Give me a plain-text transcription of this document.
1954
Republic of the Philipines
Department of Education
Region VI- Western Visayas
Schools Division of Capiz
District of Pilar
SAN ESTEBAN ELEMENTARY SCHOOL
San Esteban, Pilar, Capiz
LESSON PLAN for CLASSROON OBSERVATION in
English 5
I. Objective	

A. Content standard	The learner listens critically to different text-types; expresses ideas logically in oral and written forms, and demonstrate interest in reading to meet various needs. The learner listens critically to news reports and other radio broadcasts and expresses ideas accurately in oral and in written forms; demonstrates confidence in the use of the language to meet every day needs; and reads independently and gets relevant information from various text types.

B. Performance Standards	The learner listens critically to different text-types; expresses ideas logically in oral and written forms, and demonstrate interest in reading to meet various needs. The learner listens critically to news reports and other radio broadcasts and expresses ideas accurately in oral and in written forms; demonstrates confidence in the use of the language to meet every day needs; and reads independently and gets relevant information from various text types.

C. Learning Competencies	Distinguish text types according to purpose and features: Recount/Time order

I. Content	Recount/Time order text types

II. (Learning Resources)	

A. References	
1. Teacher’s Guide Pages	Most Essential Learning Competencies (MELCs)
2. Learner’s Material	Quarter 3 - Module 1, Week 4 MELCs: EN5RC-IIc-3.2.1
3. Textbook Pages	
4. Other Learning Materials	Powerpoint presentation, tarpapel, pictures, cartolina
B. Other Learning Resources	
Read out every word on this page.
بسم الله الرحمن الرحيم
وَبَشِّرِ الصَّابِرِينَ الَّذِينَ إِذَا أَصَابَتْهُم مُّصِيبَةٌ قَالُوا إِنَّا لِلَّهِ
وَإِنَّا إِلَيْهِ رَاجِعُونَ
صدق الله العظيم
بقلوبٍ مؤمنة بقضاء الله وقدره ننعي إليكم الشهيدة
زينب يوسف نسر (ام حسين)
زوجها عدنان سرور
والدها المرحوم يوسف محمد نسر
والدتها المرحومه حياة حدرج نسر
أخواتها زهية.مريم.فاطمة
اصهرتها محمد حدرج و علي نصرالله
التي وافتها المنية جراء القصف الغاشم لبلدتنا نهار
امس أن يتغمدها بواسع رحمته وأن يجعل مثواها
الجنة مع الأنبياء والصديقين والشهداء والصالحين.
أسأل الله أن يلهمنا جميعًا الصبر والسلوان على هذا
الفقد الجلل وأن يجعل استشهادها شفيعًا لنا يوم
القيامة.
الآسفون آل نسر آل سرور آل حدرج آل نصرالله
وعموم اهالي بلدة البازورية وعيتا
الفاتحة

*Task*. Copy out each line exactly.

*Written reply*.
Give me a plain-text transcription of this document.
1954
Republic of the Philipines
Department of Education
Region VI- Western Visayas
Schools Division of Capiz
District of Pilar
SAN ESTEBAN ELEMENTARY SCHOOL
San Esteban, Pilar, Capiz
LESSON PLAN for CLASSROON OBSERVATION in
English 5
I. Objective	

A. Content standard	The learner listens critically to different text-types; expresses ideas logically in oral and written forms, and demonstrate interest in reading to meet various needs. The learner listens critically to news reports and other radio broadcasts and expresses ideas accurately in oral and in written forms; demonstrates confidence in the use of the language to meet every day needs; and reads independently and gets relevant information from various text types.

B. Performance Standards	The learner listens critically to different text-types; expresses ideas logically in oral and written forms, and demonstrate interest in reading to meet various needs. The learner listens critically to news reports and other radio broadcasts and expresses ideas accurately in oral and in written forms; demonstrates confidence in the use of the language to meet every day needs; and reads independently and gets relevant information from various text types.

C. Learning Competencies	Distinguish text types according to purpose and features: Recount/Time order

I. Content	Recount/Time order text types

II. (Learning Resources)	

A. References	
1. Teacher’s Guide Pages	Most Essential Learning Competencies (MELCs)
2. Learner’s Material	Quarter 3 - Module 1, Week 4 MELCs: EN5RC-IIc-3.2.1
3. Textbook Pages	
4. Other Learning Materials	Powerpoint presentation, tarpapel, pictures, cartolina
B. Other Learning Resources	
Read out every word on this page.
بسم الله الرحمن الرحيم
وَبَشِّرِ الصَّابِرِينَ الَّذِينَ إِذَا أَصَابَتْهُم مُّصِيبَةٌ قَالُوا إِنَّا لِلَّهِ
وَإِنَّا إِلَيْهِ رَاجِعُونَ
صدق الله العظيم
بقلوبٍ مؤمنة بقضاء الله وقدره ننعي إليكم الشهيدة
زينب يوسف نسر (ام حسين)
زوجها عدنان سرور
والدها المرحوم يوسف محمد نسر
والدتها المرحومه حياة حدرج نسر
أخواتها زهية.مريم.فاطمة
اصهرتها محمد حدرج و علي نصرالله
التي وافتها المنية جراء القصف الغاشم لبلدتنا نهار
امس أن يتغمدها بواسع رحمته وأن يجعل مثواها
الجنة مع الأنبياء والصديقين والشهداء والصالحين.
أسأل الله أن يلهمنا جميعًا الصبر والسلوان على هذا
الفقد الجلل وأن يجعل استشهادها شفيعًا لنا يوم
القيامة.
الآسفون آل نسر آل سرور آل حدرج آل نصرالله
وعموم اهالي بلدة البازورية وعيتا
الفاتحة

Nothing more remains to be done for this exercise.